> _TEXTO PARA LEITURA_:
☆ ☆ ☆
Vulnerabilidade acentuada

De acordo com a FEPOIMT, a assistência de órgãos federais e estaduais são insuficientes para assegurar acesso à informação, alimentos, remédios e produtos de higiene, assim como equipamentos de proteção individuais às equipes dos Distritos Sanitários Especiais Indígenas (DSEIs).

A ameaça do novo coronavírus às cerca de 50 mil pessoas dos 43 povos indígenas do estado é potencializada pelas dificuldades de saneamento e acesso a água, atendimento médico e condições gerais de saúde nas aldeias.

Foto de grande casa de palha na aldeia yawalapitiOs xavantes, por exemplo, têm média quatro vezes superior à média nacional no número de diabéticos, grupo de risco da doença.

A federação informa que está em crescimento o número de ocorrências nas populações indígenas de doenças como hipertensão, diabetes, obesidade e doenças infecciosas como malária, tuberculose e hepatite B, assim como desnutrição e anemia em crianças.

“Tais comorbidades tornam essas pessoas mais vulneráveis a complicações, gerando preocupação sobre o modo como a epidemia poderá se comportar na população indígena, em termos de evolução e gravidade”, adverte comunicado da entidade.

Como parte do Subsistema de Atenção à Saúde Indígena (SasiSUS), os DSEIs são responsáveis pela atenção básica à saúde, ações de saneamento e acompanhamento de pacientes com doenças crônicas nas aldeias. O serviço não inclui o tratamento de infectados pelo coronavírus, que devem ser encaminhados a centros especializados para testagem e encaminhamentos posteriores.

Diante da situação alarmante, a Articulação dos Povos Indígenas do Brasil (Apib) enviou cartas aos governadores dos estados brasileiros demandando a elaboração de planos emergenciais para atendimento de pacientes graves que incluam a população indígena.
☆ ☆ ☆
> _TRECHOS DOS REGISTROS_:
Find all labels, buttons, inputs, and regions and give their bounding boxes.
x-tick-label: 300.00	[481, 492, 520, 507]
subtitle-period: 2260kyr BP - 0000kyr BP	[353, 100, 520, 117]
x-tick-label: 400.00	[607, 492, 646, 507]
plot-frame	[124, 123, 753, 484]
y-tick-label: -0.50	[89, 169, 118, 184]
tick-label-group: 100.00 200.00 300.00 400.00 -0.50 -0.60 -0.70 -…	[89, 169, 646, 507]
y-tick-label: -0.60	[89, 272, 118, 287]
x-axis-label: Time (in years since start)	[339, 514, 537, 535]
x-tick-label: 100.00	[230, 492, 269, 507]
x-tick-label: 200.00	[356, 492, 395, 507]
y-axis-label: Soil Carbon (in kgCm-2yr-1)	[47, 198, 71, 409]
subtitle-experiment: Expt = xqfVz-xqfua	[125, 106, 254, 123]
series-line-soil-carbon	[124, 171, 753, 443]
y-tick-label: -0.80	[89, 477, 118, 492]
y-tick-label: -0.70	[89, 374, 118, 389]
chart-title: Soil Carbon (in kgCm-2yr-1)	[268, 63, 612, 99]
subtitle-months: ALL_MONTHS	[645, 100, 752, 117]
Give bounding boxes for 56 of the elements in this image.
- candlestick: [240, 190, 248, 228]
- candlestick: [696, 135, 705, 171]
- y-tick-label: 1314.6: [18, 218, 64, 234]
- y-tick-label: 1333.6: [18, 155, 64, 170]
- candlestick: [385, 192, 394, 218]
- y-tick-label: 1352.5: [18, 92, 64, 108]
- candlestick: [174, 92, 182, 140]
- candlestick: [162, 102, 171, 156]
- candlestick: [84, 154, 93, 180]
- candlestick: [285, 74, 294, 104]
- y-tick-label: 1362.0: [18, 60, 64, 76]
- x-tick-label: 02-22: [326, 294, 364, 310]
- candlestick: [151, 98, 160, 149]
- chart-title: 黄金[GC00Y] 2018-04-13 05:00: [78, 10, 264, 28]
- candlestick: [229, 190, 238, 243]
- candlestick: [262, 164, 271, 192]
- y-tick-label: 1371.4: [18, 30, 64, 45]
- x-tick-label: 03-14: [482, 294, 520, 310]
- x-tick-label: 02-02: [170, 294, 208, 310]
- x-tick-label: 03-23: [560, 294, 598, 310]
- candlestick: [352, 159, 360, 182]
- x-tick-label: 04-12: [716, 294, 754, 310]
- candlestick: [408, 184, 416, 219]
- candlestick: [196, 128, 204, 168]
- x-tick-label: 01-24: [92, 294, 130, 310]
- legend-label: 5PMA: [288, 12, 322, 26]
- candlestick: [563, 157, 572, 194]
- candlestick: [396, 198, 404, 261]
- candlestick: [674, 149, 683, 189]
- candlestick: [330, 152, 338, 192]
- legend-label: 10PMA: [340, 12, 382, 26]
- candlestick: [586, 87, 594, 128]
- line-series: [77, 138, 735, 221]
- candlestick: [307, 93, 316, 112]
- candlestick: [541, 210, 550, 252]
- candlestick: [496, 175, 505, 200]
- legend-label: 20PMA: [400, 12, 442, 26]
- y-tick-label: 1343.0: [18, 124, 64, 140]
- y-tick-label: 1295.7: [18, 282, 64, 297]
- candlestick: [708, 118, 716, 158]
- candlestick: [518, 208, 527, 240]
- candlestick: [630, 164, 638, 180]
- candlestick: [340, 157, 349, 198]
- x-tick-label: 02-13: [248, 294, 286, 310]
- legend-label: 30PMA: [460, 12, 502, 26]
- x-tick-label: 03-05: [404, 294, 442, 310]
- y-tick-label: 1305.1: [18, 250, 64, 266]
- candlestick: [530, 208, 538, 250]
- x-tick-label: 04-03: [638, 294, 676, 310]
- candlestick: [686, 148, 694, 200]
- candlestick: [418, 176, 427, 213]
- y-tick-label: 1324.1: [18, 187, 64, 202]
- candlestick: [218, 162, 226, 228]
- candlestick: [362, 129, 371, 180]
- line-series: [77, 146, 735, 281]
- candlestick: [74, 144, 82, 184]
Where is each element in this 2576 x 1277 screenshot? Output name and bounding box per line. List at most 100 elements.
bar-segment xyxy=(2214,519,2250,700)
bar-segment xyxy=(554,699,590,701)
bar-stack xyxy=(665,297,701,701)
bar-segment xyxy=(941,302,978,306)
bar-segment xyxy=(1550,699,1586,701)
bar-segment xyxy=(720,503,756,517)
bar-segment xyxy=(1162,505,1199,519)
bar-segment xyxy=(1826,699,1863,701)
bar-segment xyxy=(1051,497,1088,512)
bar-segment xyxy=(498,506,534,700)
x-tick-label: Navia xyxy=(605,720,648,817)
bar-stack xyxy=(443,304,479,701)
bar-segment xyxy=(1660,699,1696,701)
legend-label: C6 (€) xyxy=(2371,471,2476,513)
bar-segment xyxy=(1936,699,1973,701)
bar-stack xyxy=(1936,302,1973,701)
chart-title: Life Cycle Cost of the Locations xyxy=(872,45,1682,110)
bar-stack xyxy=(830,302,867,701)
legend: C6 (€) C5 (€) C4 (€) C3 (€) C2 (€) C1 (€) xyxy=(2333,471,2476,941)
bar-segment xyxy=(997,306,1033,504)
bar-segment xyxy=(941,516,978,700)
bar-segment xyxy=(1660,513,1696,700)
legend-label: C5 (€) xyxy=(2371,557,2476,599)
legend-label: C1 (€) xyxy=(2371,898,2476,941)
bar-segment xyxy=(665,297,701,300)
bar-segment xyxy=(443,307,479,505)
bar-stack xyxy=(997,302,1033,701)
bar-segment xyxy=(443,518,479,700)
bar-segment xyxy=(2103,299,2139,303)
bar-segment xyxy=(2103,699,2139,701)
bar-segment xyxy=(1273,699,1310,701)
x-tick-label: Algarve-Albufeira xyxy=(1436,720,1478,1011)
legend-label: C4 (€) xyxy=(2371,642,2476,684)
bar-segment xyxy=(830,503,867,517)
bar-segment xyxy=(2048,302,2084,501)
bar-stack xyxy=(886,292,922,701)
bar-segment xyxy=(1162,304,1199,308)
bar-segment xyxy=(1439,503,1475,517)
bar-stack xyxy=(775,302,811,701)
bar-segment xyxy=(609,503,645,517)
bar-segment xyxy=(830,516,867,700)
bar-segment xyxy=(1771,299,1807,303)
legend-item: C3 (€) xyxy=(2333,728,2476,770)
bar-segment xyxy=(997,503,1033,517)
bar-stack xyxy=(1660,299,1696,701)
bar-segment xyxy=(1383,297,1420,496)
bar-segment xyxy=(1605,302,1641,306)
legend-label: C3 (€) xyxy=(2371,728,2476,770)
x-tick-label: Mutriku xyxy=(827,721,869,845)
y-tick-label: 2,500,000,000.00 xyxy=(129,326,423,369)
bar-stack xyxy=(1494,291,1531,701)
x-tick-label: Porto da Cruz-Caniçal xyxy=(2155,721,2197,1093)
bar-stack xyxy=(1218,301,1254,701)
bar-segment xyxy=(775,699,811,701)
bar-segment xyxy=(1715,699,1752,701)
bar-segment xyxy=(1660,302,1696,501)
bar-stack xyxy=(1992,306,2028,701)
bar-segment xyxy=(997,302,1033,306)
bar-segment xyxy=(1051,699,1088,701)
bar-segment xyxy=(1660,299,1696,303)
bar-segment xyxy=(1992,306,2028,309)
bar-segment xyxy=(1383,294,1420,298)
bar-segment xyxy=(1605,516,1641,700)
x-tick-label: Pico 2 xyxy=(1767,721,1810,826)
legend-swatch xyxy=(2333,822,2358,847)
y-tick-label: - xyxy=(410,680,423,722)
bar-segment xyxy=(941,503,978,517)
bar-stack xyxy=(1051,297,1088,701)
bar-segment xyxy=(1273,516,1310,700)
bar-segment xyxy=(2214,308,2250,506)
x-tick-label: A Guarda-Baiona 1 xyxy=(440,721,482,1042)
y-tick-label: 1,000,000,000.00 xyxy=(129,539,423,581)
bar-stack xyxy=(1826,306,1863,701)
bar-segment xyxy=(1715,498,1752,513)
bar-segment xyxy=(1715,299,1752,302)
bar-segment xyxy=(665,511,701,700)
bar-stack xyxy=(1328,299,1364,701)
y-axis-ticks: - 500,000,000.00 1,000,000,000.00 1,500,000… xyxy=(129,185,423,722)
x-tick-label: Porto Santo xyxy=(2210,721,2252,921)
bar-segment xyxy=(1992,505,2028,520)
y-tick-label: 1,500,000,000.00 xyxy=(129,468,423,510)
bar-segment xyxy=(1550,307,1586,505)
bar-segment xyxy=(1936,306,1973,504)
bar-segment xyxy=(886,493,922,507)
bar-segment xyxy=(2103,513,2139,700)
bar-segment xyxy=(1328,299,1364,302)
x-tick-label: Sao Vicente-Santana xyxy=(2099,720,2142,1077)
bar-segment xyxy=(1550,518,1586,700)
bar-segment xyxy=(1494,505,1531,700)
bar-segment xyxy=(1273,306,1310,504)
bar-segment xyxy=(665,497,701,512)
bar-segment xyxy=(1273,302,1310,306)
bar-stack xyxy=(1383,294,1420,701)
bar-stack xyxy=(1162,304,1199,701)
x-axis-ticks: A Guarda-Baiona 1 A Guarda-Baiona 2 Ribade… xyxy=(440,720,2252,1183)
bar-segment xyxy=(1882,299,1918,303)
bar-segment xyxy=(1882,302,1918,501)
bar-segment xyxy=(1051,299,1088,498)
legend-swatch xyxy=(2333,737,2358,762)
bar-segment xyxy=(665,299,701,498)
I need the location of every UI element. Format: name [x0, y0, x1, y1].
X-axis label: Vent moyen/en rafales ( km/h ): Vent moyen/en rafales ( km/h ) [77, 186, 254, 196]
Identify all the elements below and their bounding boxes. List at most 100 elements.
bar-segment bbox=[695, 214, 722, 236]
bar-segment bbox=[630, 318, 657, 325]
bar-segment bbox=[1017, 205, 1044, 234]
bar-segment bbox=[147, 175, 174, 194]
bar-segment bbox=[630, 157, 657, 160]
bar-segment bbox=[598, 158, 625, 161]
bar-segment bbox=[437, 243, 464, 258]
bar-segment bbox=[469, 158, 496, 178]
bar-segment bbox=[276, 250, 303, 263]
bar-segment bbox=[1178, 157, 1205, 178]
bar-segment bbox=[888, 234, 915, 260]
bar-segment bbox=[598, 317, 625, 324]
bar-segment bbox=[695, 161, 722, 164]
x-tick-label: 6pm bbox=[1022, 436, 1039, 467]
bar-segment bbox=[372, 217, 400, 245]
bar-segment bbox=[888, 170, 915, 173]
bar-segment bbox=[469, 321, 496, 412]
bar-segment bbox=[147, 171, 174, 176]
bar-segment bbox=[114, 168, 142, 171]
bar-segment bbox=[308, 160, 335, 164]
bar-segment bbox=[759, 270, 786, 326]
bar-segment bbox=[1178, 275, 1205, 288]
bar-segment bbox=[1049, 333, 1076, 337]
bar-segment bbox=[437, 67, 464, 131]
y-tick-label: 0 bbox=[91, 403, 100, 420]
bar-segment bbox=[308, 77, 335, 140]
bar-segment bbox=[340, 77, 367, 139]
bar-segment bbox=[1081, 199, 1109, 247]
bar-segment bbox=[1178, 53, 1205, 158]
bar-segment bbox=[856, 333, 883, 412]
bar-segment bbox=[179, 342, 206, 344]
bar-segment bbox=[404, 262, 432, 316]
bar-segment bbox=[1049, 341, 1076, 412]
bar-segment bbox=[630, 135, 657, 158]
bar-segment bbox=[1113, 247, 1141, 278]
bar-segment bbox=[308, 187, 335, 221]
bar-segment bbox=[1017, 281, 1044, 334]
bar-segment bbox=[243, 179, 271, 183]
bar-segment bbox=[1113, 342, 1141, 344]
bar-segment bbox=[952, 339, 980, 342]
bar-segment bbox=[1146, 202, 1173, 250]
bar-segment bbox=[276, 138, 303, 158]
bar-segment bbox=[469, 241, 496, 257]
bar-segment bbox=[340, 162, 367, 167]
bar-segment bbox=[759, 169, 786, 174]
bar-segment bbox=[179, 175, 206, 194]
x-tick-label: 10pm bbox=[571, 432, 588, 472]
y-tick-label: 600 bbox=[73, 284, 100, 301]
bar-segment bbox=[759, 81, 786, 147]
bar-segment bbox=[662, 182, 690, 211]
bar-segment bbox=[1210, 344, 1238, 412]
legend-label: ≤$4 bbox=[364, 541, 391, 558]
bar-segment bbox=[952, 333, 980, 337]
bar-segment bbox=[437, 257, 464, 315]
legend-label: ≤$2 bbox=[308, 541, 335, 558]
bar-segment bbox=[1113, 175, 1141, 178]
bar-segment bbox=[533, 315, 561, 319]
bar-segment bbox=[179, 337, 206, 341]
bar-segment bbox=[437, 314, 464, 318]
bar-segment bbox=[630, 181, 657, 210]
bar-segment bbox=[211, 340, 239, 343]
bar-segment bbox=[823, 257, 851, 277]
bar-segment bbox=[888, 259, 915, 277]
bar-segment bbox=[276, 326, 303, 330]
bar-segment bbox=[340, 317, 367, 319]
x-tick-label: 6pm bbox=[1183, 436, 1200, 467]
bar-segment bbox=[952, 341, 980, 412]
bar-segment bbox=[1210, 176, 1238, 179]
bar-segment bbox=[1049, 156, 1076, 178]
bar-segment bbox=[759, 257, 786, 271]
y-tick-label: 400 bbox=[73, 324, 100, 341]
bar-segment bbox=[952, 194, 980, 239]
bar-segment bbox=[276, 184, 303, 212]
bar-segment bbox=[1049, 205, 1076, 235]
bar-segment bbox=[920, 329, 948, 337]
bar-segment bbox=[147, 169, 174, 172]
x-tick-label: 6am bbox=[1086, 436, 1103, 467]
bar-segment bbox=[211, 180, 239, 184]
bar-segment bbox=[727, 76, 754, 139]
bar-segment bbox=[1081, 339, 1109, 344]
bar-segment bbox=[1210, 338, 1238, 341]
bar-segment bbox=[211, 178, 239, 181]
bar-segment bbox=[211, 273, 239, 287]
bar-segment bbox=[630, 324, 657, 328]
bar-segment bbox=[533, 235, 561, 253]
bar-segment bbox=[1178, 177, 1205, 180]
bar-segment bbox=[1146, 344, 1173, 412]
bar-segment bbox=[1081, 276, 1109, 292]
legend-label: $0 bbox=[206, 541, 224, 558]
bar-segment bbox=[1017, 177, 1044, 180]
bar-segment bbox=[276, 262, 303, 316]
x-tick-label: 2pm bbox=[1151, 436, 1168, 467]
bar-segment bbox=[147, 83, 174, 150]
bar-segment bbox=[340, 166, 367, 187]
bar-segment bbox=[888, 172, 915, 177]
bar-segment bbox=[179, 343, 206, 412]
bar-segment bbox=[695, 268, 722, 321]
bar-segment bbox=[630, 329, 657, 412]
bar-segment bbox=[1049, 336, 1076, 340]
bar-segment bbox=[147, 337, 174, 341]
☆ ☆ ☆
> _INSTRUÇÕES_:
[1] Segundo o texto sobre a saúde indígena, por que o comunicado da entidade se preocupa com o comportamento da epidemia entre os indígenas? Responda em uma a três frases.
[2] Escreva a continuação do texto sobre a saúde indígena diante do coronavírus a partir da última frase apresentada.

> _RESPOSTAS ESCRITAS_:
[1] As comorbidades em crescimento nas populações indígenas tornam essas pessoas mais vulneráveis a complicações. Entre elas estão hipertensão, diabetes, obesidade, malária, tuberculose, hepatite B e, nas crianças, desnutrição e anemia. Por isso há preocupação com a evolução e a gravidade da epidemia nessa população.

[2]
A entidade também criou a página Quarentena Indígena, definida como uma Comunidade para divulgação, articulação e mobilização de suporte aos povos indígenas

Aldeias e centros urbanos

Com habitações numerosas, a solução para conter o vírus entre os indígenas é manter controle de entrada e saída de pessoas com sintomas das aldeias, tarefa complexa principalmente em locais com trânsito intenso entre os municípios.

Já as áreas protegidas afastadas dos centros urbanos sofrem pela dificuldades na obtenção de informações. “Há aldeias distantes de difícil acesso onde as informações sobre a pandemia chegam atrasadas ou distorcidas”, afirma Soilo Urupe Chue, assessor da FEPOIMT.

Realizando articulações para conscientização acerca dos riscos do novo coronavírus entre povos das sete regionais do estado (Xingu, Kayapó, Noroeste, Cerrado Pantanal, Vale do Guaporé, Xavante e Araguaia), a federação contribuiu na construção do mapa e o utilizará para monitorar os casos e articular ações.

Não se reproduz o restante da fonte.